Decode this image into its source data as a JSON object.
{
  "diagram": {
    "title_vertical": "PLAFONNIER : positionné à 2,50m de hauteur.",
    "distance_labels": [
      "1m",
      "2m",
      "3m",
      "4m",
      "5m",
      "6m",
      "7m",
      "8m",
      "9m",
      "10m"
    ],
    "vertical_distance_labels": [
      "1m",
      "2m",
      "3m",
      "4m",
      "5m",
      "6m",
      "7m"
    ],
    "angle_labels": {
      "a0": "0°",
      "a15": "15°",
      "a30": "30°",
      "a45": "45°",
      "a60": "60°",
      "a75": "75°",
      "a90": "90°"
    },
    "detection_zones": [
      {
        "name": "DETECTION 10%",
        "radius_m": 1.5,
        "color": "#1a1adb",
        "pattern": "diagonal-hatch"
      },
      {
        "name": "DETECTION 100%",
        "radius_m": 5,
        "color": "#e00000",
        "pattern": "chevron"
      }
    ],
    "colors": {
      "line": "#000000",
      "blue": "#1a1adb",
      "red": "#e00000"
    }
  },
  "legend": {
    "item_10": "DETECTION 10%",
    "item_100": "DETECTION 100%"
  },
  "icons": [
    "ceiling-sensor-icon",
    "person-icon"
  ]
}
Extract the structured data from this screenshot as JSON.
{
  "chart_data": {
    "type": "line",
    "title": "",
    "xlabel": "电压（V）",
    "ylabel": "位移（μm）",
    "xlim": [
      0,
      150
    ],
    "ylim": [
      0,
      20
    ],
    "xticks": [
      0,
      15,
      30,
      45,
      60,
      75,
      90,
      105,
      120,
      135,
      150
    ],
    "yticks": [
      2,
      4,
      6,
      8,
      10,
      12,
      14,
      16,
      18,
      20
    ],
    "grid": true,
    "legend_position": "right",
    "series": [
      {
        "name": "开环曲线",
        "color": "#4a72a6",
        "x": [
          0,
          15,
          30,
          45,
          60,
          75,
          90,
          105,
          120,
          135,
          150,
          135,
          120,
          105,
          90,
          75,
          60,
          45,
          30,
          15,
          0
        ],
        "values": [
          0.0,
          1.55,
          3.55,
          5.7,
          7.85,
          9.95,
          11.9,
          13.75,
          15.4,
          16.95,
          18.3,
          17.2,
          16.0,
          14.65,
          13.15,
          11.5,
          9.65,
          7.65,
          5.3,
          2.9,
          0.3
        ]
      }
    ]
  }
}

##############################

Problem requirements: Within the listing above, find every line containing the string "this" and return it.

Response:
Decode this image into its source data as a JSON object.
Extract the structured data from this screenshot as JSON.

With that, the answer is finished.